**Task requirements:** Set down each entry from the block beneath, exactly as written.

Start of Input rows

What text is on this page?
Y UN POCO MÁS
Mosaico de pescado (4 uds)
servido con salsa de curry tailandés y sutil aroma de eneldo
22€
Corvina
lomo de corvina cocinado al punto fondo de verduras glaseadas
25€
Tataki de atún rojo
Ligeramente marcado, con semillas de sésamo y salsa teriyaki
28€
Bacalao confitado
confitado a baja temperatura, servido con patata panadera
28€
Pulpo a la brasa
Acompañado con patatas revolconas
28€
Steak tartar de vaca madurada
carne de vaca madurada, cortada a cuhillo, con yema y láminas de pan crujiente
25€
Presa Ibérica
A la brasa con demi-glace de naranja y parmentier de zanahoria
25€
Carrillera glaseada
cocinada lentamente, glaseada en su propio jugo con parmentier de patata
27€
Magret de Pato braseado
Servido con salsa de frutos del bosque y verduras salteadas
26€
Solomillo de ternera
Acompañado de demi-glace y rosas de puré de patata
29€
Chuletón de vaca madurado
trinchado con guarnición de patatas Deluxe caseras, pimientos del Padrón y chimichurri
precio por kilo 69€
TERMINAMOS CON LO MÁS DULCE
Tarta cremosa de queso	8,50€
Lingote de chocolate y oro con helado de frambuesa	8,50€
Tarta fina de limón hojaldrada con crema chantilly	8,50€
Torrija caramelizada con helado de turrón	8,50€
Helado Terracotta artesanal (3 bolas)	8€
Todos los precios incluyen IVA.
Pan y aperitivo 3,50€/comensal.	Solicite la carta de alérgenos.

End of Input rows

**Exercise solution:**
What text is on this page?
Y UN POCO MÁS
Mosaico de pescado (4 uds)
servido con salsa de curry tailandés y sutil aroma de eneldo
22€
Corvina
lomo de corvina cocinado al punto fondo de verduras glaseadas
25€
Tataki de atún rojo
Ligeramente marcado, con semillas de sésamo y salsa teriyaki
28€
Bacalao confitado
confitado a baja temperatura, servido con patata panadera
28€
Pulpo a la brasa
Acompañado con patatas revolconas
28€
Steak tartar de vaca madurada
carne de vaca madurada, cortada a cuhillo, con yema y láminas de pan crujiente
25€
Presa Ibérica
A la brasa con demi-glace de naranja y parmentier de zanahoria
25€
Carrillera glaseada
cocinada lentamente, glaseada en su propio jugo con parmentier de patata
27€
Magret de Pato braseado
Servido con salsa de frutos del bosque y verduras salteadas
26€
Solomillo de ternera
Acompañado de demi-glace y rosas de puré de patata
29€
Chuletón de vaca madurado
trinchado con guarnición de patatas Deluxe caseras, pimientos del Padrón y chimichurri
precio por kilo 69€
TERMINAMOS CON LO MÁS DULCE
Tarta cremosa de queso	8,50€
Lingote de chocolate y oro con helado de frambuesa	8,50€
Tarta fina de limón hojaldrada con crema chantilly	8,50€
Torrija caramelizada con helado de turrón	8,50€
Helado Terracotta artesanal (3 bolas)	8€
Todos los precios incluyen IVA.
Pan y aperitivo 3,50€/comensal.	Solicite la carta de alérgenos.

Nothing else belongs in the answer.